What the task requires
Return all lines from the listing below in which the string "JSON" occurs.

Records for the exercise

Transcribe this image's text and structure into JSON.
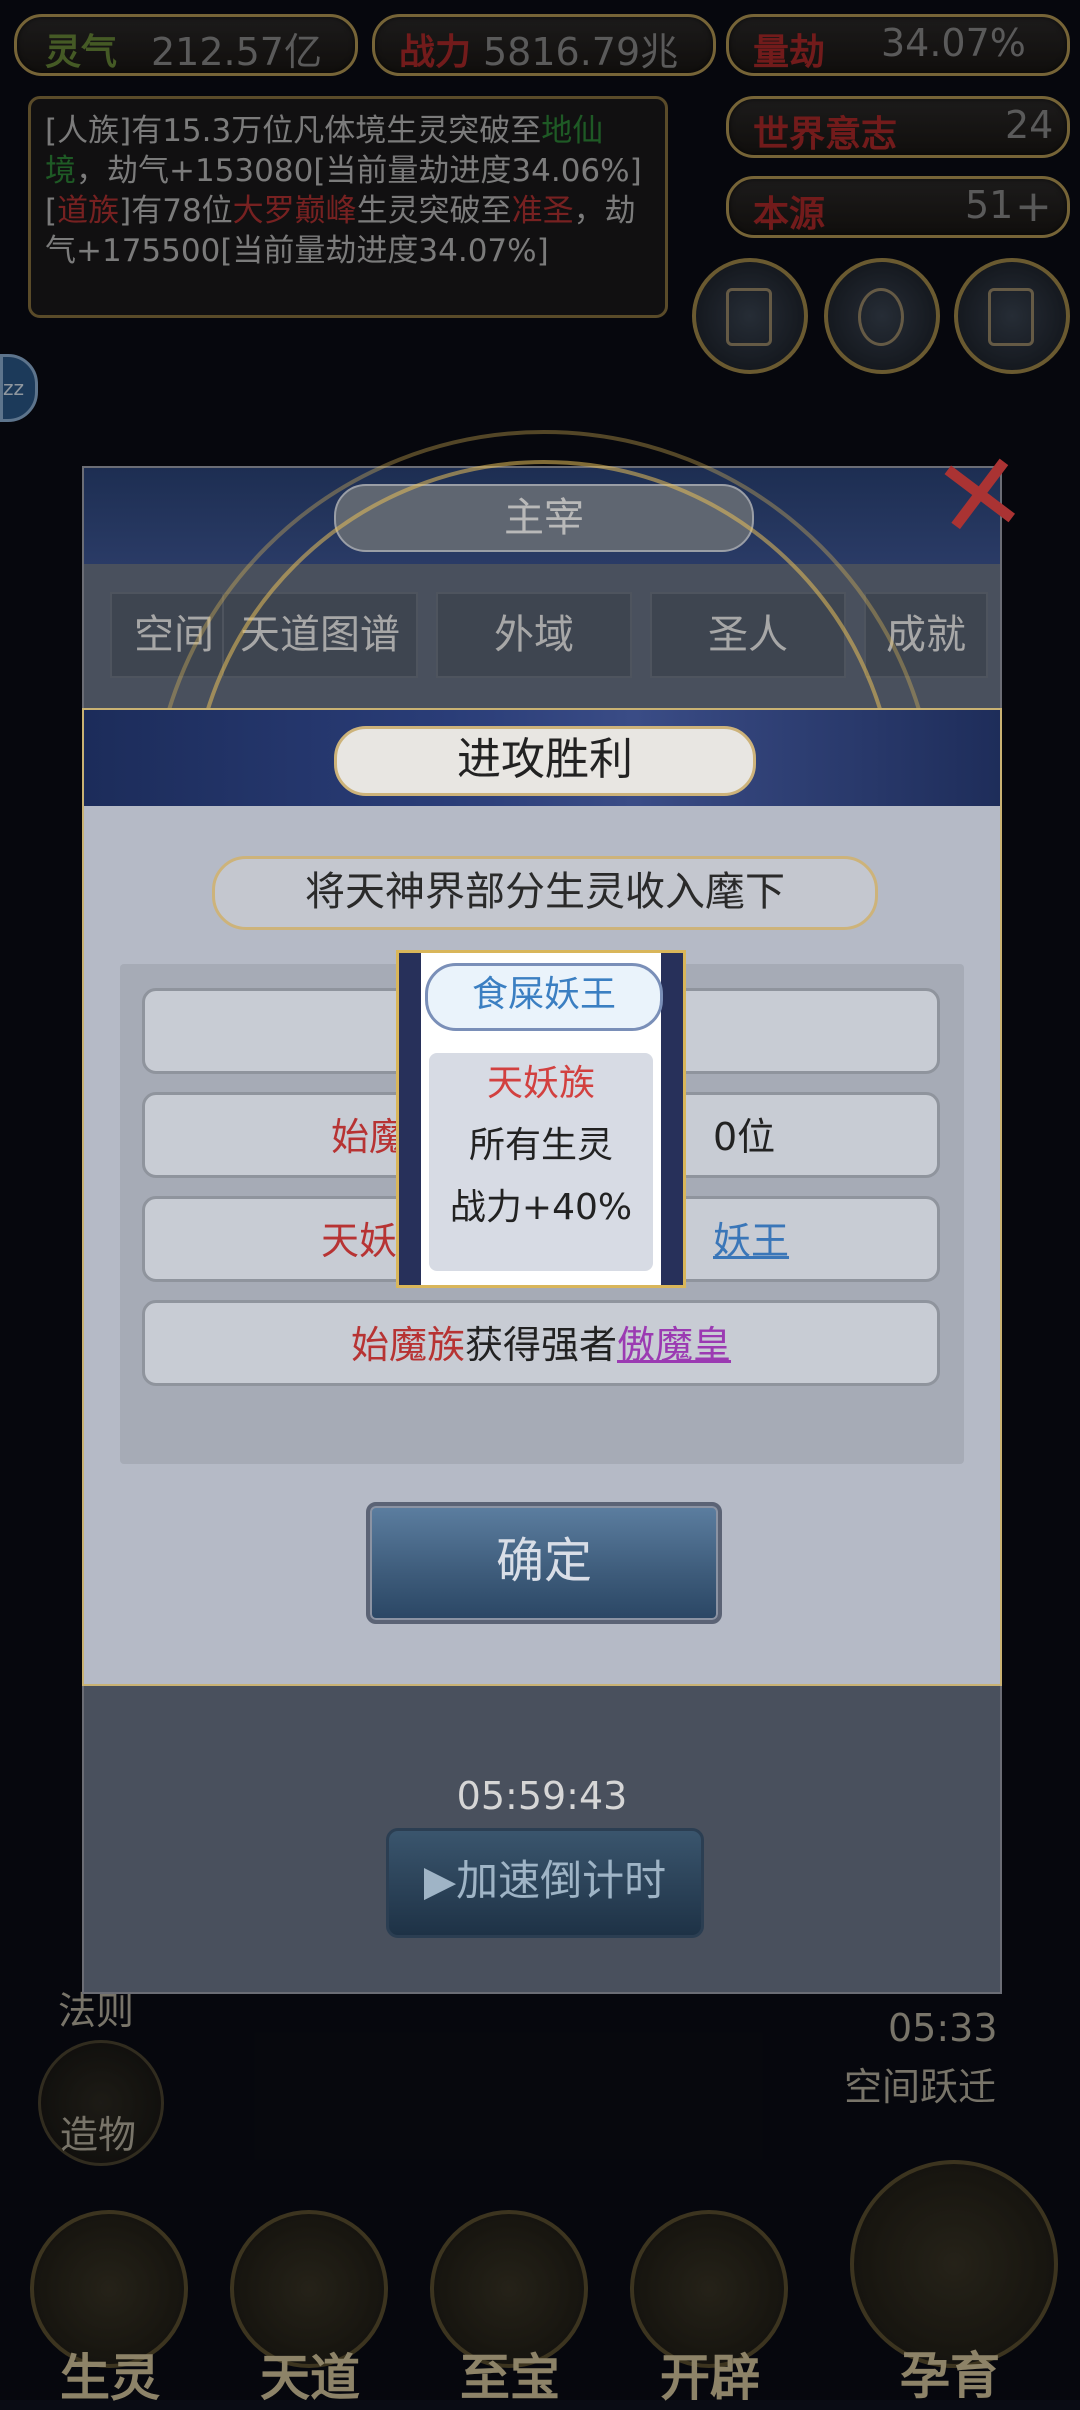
{
  "resources": {
    "lingqi_label": "灵气",
    "lingqi_value": "212.57亿",
    "zhanli_label": "战力",
    "zhanli_value": "5816.79兆",
    "liangjie_label": "量劫",
    "liangjie_value": "34.07%",
    "shijieyizhi_label": "世界意志",
    "shijieyizhi_value": "24",
    "benyuan_label": "本源",
    "benyuan_value": "51"
  },
  "log": {
    "line1_prefix": "[人族]有15.3万位凡体境生灵突破至",
    "line1_realm": "地仙境",
    "line1_suffix": "，劫气+153080[当前量劫进度34.06%]",
    "line2_race": "道族",
    "line2_mid": "有78位",
    "line2_realm": "大罗巅峰",
    "line2_mid2": "生灵突破至",
    "line2_target": "准圣",
    "line2_suffix": "，劫气+175500[当前量劫进度34.07%]"
  },
  "back_window": {
    "title": "主宰",
    "tabs": [
      "空间",
      "天道图谱",
      "外域",
      "圣人",
      "成就"
    ]
  },
  "dialog": {
    "title": "进攻胜利",
    "subtitle": "将天神界部分生灵收入麾下",
    "row1": "",
    "row2_race": "始魔",
    "row2_tail": "0位",
    "row3_race": "天妖",
    "row3_link": "妖王",
    "row4_race": "始魔族",
    "row4_text": "获得强者",
    "row4_link": "傲魔皇",
    "confirm": "确定"
  },
  "popup": {
    "title": "食屎妖王",
    "race": "天妖族",
    "line2": "所有生灵",
    "line3": "战力+40%"
  },
  "timer": "05:59:43",
  "speed_button": "▶加速倒计时",
  "side": {
    "left_bottom": "造物",
    "left_law": "法则",
    "right_time": "05:33",
    "right_jump": "空间跃迁"
  },
  "nav": [
    "生灵",
    "天道",
    "至宝",
    "开辟",
    "孕育"
  ]
}
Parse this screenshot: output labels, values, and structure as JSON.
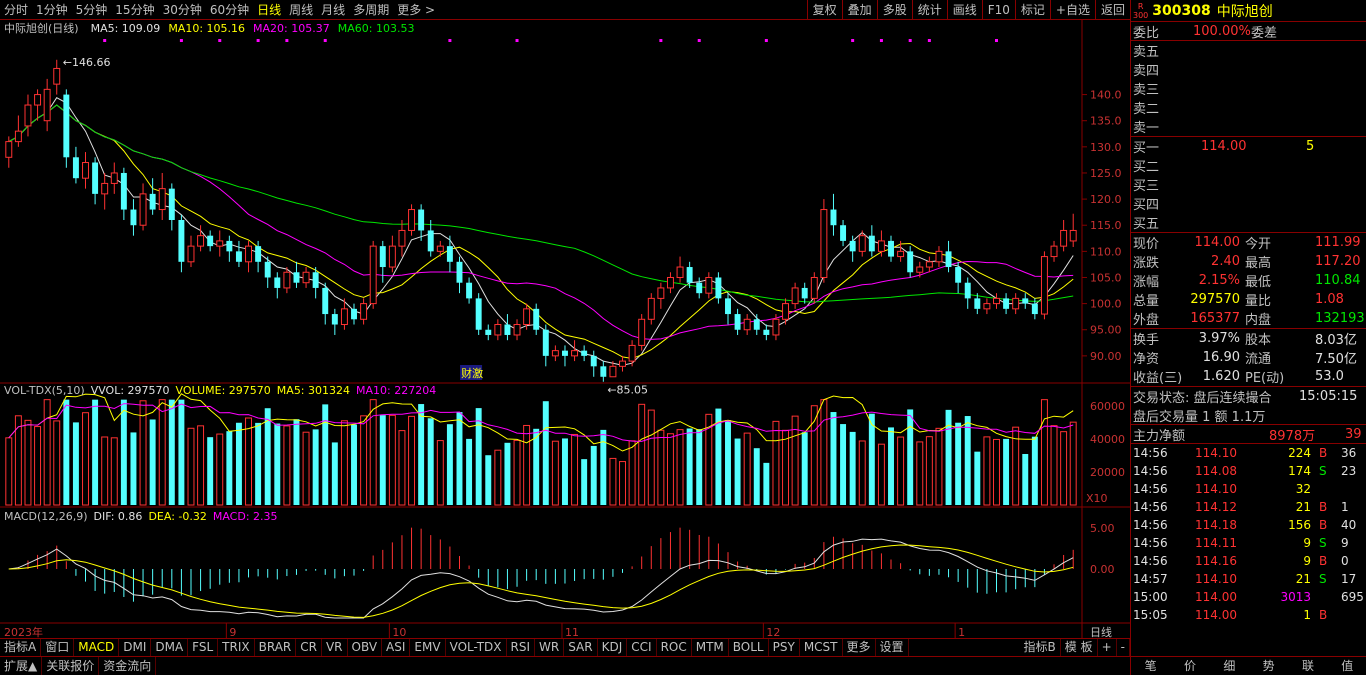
{
  "toolbar": {
    "periods": [
      "分时",
      "1分钟",
      "5分钟",
      "15分钟",
      "30分钟",
      "60分钟",
      "日线",
      "周线",
      "月线",
      "多周期",
      "更多 >"
    ],
    "active": 6,
    "right": [
      "复权",
      "叠加",
      "多股",
      "统计",
      "画线",
      "F10",
      "标记",
      "+自选",
      "返回"
    ]
  },
  "chart": {
    "title": "中际旭创(日线)",
    "ma_legend": [
      {
        "text": "MA5: 109.09",
        "color": "#e0e0e0"
      },
      {
        "text": "MA10: 105.16",
        "color": "#ffff00"
      },
      {
        "text": "MA20: 105.37",
        "color": "#ff00ff"
      },
      {
        "text": "MA60: 103.53",
        "color": "#00e600"
      }
    ],
    "high_label": "146.66",
    "low_label": "85.05",
    "fin_label": "财",
    "fin_label2": "激",
    "price_ticks": [
      "140.0",
      "135.0",
      "130.0",
      "125.0",
      "120.0",
      "115.0",
      "110.0",
      "105.0",
      "100.0",
      "95.00",
      "90.00"
    ],
    "vol_legend": [
      {
        "text": "VOL-TDX(5,10)",
        "color": "#c0c0c0"
      },
      {
        "text": "VVOL: 297570",
        "color": "#e0e0e0"
      },
      {
        "text": "VOLUME: 297570",
        "color": "#ffff00"
      },
      {
        "text": "MA5: 301324",
        "color": "#ffff00"
      },
      {
        "text": "MA10: 227204",
        "color": "#ff00ff"
      }
    ],
    "vol_ticks": [
      "60000",
      "40000",
      "20000"
    ],
    "vol_unit": "X10",
    "macd_legend": [
      {
        "text": "MACD(12,26,9)",
        "color": "#c0c0c0"
      },
      {
        "text": "DIF: 0.86",
        "color": "#e0e0e0"
      },
      {
        "text": "DEA: -0.32",
        "color": "#ffff00"
      },
      {
        "text": "MACD: 2.35",
        "color": "#ff00ff"
      }
    ],
    "macd_ticks": [
      "5.00",
      "0.00"
    ],
    "date_labels": [
      "2023年",
      "9",
      "10",
      "11",
      "12",
      "1"
    ],
    "period_label": "日线"
  },
  "chart_data": {
    "type": "candlestick",
    "price_ylim": [
      85,
      147
    ],
    "price_gridlines": [
      90,
      95,
      100,
      105,
      110,
      115,
      120,
      125,
      130,
      135,
      140
    ],
    "candles": [
      [
        128,
        131,
        126,
        132
      ],
      [
        131,
        133,
        130,
        136
      ],
      [
        134,
        138,
        132,
        140
      ],
      [
        138,
        140,
        135,
        141
      ],
      [
        135,
        141,
        133,
        143
      ],
      [
        142,
        145,
        140,
        146.66
      ],
      [
        140,
        128,
        126,
        141
      ],
      [
        128,
        124,
        123,
        130
      ],
      [
        124,
        127,
        122,
        129
      ],
      [
        127,
        121,
        119,
        128
      ],
      [
        121,
        123,
        118,
        125
      ],
      [
        123,
        125,
        121,
        127
      ],
      [
        125,
        118,
        116,
        126
      ],
      [
        118,
        115,
        113,
        120
      ],
      [
        115,
        121,
        114,
        123
      ],
      [
        121,
        118,
        117,
        124
      ],
      [
        118,
        122,
        116,
        125
      ],
      [
        122,
        116,
        114,
        123
      ],
      [
        116,
        108,
        106,
        117
      ],
      [
        108,
        111,
        107,
        113
      ],
      [
        111,
        113,
        110,
        115
      ],
      [
        113,
        111,
        110,
        114
      ],
      [
        111,
        112,
        109,
        114
      ],
      [
        112,
        110,
        108,
        113
      ],
      [
        110,
        108,
        107,
        112
      ],
      [
        108,
        111,
        106,
        112
      ],
      [
        111,
        108,
        106,
        112
      ],
      [
        108,
        105,
        103,
        109
      ],
      [
        105,
        103,
        101,
        106
      ],
      [
        103,
        106,
        102,
        107
      ],
      [
        106,
        104,
        103,
        108
      ],
      [
        104,
        106,
        103,
        107
      ],
      [
        106,
        103,
        101,
        107
      ],
      [
        103,
        98,
        96,
        104
      ],
      [
        98,
        96,
        94,
        99
      ],
      [
        96,
        99,
        95,
        101
      ],
      [
        99,
        97,
        96,
        100
      ],
      [
        97,
        100,
        96,
        101
      ],
      [
        100,
        111,
        99,
        112
      ],
      [
        111,
        107,
        104,
        112
      ],
      [
        107,
        111,
        106,
        113
      ],
      [
        111,
        114,
        109,
        116
      ],
      [
        114,
        118,
        113,
        119
      ],
      [
        118,
        114,
        112,
        119
      ],
      [
        114,
        110,
        109,
        116
      ],
      [
        110,
        111,
        109,
        112
      ],
      [
        111,
        108,
        106,
        113
      ],
      [
        108,
        104,
        102,
        109
      ],
      [
        104,
        101,
        100,
        105
      ],
      [
        101,
        95,
        94,
        102
      ],
      [
        95,
        94,
        93,
        96
      ],
      [
        94,
        96,
        93,
        97
      ],
      [
        96,
        94,
        93,
        98
      ],
      [
        94,
        96,
        93,
        97
      ],
      [
        96,
        99,
        95,
        100
      ],
      [
        99,
        95,
        94,
        100
      ],
      [
        95,
        90,
        88,
        96
      ],
      [
        90,
        91,
        89,
        92
      ],
      [
        91,
        90,
        88,
        92
      ],
      [
        90,
        91,
        89,
        93
      ],
      [
        91,
        90,
        89,
        92
      ],
      [
        90,
        88,
        86,
        91
      ],
      [
        88,
        86,
        85.05,
        89
      ],
      [
        86,
        88,
        86,
        89
      ],
      [
        88,
        89,
        87,
        90
      ],
      [
        89,
        92,
        88,
        93
      ],
      [
        92,
        97,
        91,
        98
      ],
      [
        97,
        101,
        96,
        102
      ],
      [
        101,
        103,
        99,
        104
      ],
      [
        103,
        105,
        102,
        106
      ],
      [
        105,
        107,
        104,
        109
      ],
      [
        107,
        104,
        103,
        108
      ],
      [
        104,
        102,
        101,
        105
      ],
      [
        102,
        105,
        101,
        106
      ],
      [
        105,
        101,
        100,
        106
      ],
      [
        101,
        98,
        96,
        102
      ],
      [
        98,
        95,
        94,
        99
      ],
      [
        95,
        97,
        94,
        98
      ],
      [
        97,
        95,
        94,
        98
      ],
      [
        95,
        94,
        93,
        96
      ],
      [
        94,
        97,
        93,
        98
      ],
      [
        97,
        100,
        96,
        101
      ],
      [
        100,
        103,
        99,
        104
      ],
      [
        103,
        101,
        100,
        104
      ],
      [
        101,
        105,
        100,
        106
      ],
      [
        105,
        118,
        104,
        120
      ],
      [
        118,
        115,
        113,
        121
      ],
      [
        115,
        112,
        111,
        116
      ],
      [
        112,
        110,
        108,
        113
      ],
      [
        110,
        113,
        109,
        114
      ],
      [
        113,
        110,
        109,
        115
      ],
      [
        110,
        112,
        109,
        114
      ],
      [
        112,
        109,
        108,
        113
      ],
      [
        109,
        110,
        108,
        112
      ],
      [
        110,
        106,
        105,
        111
      ],
      [
        106,
        107,
        105,
        108
      ],
      [
        107,
        108,
        106,
        109
      ],
      [
        108,
        110,
        107,
        111
      ],
      [
        110,
        107,
        106,
        112
      ],
      [
        107,
        104,
        102,
        108
      ],
      [
        104,
        101,
        99,
        105
      ],
      [
        101,
        99,
        98,
        102
      ],
      [
        99,
        100,
        98,
        101
      ],
      [
        100,
        101,
        99,
        102
      ],
      [
        101,
        99,
        98,
        102
      ],
      [
        99,
        101,
        98,
        102
      ],
      [
        101,
        100,
        99,
        102
      ],
      [
        100,
        98,
        97,
        101
      ],
      [
        98,
        109,
        97,
        110
      ],
      [
        109,
        111,
        108,
        112
      ],
      [
        111,
        114,
        110,
        116
      ],
      [
        111.99,
        114,
        110.84,
        117.2
      ]
    ],
    "vol_ylim": [
      0,
      65000
    ],
    "macd_ylim": [
      -6,
      6
    ]
  }
}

Solution to this problem
Transcribe this image's text and structure into JSON.
Parse this screenshot: output labels, values, and structure as JSON.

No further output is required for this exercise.